### Description of the task
Extract and list every line that contains the word "Virkning".

(Rows from a dataset)
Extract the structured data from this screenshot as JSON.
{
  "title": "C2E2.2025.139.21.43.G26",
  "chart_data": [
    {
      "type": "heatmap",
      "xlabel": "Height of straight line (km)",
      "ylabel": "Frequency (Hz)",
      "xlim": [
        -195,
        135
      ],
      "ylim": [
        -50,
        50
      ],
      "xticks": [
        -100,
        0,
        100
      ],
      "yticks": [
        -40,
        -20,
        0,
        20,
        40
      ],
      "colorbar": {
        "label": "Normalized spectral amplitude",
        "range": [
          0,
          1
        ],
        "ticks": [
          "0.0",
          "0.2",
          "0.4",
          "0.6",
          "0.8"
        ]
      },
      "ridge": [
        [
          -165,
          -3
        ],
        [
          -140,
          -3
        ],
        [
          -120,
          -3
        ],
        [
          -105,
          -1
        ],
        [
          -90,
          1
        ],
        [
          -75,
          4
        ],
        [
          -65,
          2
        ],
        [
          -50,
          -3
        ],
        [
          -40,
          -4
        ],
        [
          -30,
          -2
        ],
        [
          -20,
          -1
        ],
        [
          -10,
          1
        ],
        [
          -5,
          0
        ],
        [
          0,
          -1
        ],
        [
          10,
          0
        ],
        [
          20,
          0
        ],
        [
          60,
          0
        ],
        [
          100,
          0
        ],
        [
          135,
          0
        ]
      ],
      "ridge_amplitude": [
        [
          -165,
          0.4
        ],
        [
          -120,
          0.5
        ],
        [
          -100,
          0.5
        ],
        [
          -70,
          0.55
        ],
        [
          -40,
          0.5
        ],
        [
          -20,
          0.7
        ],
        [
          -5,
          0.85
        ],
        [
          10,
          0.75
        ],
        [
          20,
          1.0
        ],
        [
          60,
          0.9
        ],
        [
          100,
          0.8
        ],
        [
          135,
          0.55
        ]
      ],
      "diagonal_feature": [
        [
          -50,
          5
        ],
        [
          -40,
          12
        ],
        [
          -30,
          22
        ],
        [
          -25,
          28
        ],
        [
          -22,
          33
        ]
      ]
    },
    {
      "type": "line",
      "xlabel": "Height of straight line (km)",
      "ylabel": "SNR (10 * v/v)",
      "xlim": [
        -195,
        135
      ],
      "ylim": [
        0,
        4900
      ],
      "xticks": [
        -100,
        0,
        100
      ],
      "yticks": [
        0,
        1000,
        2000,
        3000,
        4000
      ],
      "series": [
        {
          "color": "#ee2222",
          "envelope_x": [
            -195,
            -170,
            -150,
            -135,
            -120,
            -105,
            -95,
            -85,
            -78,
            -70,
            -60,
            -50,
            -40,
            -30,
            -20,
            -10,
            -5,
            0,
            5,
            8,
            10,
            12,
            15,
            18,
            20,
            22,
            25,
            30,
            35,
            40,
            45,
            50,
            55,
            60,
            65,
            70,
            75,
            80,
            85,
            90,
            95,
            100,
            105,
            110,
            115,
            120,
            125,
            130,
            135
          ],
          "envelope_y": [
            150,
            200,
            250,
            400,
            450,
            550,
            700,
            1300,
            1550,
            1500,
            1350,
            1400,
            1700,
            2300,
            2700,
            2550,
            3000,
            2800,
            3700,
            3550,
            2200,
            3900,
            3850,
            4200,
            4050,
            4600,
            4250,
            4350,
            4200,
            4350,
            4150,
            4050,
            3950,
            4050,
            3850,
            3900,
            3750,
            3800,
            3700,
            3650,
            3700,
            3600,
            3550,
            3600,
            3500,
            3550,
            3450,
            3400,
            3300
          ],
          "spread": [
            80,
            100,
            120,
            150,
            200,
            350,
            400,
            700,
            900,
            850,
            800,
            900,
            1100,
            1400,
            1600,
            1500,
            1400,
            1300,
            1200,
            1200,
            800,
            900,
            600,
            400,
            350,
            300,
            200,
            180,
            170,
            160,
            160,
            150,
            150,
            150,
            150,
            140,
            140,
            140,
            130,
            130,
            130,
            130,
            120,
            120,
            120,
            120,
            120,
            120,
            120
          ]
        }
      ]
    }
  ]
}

* * *

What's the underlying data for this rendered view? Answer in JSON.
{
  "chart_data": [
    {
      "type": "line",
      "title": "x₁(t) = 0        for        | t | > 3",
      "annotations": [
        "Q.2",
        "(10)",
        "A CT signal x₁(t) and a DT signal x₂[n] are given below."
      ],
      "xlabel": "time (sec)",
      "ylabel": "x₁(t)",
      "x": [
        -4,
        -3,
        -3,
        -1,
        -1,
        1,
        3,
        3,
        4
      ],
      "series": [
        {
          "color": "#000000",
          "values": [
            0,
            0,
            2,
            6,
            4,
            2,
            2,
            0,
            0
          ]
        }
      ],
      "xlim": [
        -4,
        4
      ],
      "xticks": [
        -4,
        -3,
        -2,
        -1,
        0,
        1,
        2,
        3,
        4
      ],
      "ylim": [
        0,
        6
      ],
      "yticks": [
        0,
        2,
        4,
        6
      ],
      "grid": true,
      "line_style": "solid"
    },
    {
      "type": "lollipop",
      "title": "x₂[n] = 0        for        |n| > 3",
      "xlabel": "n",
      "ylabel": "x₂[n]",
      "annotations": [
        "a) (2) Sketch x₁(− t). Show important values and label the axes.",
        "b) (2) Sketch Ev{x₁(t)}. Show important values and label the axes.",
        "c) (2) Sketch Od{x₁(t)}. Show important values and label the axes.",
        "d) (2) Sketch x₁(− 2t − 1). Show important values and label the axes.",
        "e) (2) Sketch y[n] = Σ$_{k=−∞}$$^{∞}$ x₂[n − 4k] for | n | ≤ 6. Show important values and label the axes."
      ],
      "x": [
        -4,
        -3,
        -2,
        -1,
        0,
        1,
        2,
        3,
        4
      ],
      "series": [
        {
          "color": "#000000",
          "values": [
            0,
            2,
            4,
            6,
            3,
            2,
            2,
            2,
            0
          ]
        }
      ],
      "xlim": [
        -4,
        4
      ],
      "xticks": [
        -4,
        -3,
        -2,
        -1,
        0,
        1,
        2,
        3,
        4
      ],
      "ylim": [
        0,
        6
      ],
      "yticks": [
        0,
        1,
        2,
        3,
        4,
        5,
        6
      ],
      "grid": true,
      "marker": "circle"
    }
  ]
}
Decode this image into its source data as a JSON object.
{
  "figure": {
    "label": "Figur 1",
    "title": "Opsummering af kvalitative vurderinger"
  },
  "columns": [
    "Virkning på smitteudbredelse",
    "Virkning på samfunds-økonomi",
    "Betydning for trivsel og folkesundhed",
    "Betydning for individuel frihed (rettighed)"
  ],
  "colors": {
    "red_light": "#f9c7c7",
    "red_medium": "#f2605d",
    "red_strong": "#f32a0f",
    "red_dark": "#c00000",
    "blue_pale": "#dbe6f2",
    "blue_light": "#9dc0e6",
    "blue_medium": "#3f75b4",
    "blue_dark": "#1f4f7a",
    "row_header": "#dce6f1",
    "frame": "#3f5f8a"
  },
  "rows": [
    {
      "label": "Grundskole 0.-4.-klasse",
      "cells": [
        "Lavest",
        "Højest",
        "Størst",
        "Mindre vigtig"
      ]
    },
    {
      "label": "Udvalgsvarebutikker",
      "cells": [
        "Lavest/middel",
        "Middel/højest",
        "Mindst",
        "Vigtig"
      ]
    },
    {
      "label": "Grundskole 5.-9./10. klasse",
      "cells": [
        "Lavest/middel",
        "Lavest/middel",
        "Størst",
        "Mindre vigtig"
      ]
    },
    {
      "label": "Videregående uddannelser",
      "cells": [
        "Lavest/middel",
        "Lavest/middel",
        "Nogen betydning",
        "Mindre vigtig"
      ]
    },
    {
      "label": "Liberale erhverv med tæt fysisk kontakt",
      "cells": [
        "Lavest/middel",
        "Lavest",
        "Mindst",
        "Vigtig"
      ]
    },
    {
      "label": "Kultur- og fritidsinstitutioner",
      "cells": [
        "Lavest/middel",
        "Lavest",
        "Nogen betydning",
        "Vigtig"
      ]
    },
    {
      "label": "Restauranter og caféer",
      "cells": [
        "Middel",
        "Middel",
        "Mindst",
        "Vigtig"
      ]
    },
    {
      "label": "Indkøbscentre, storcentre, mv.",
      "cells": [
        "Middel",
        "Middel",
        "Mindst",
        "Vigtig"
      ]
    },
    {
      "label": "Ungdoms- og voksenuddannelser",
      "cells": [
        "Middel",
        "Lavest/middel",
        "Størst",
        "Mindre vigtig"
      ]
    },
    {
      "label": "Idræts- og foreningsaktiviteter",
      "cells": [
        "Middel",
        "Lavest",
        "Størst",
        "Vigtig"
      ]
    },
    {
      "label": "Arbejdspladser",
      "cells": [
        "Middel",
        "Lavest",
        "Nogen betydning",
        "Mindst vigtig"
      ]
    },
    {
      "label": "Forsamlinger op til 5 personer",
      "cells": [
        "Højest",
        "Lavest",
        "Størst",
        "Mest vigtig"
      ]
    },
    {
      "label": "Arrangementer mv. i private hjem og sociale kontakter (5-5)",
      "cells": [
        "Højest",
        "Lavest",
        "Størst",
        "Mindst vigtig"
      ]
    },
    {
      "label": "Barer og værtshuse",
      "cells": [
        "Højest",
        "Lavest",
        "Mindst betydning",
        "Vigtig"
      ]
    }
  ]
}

### Reply
    "Virkning på smitteudbredelse",
    "Virkning på samfunds-økonomi",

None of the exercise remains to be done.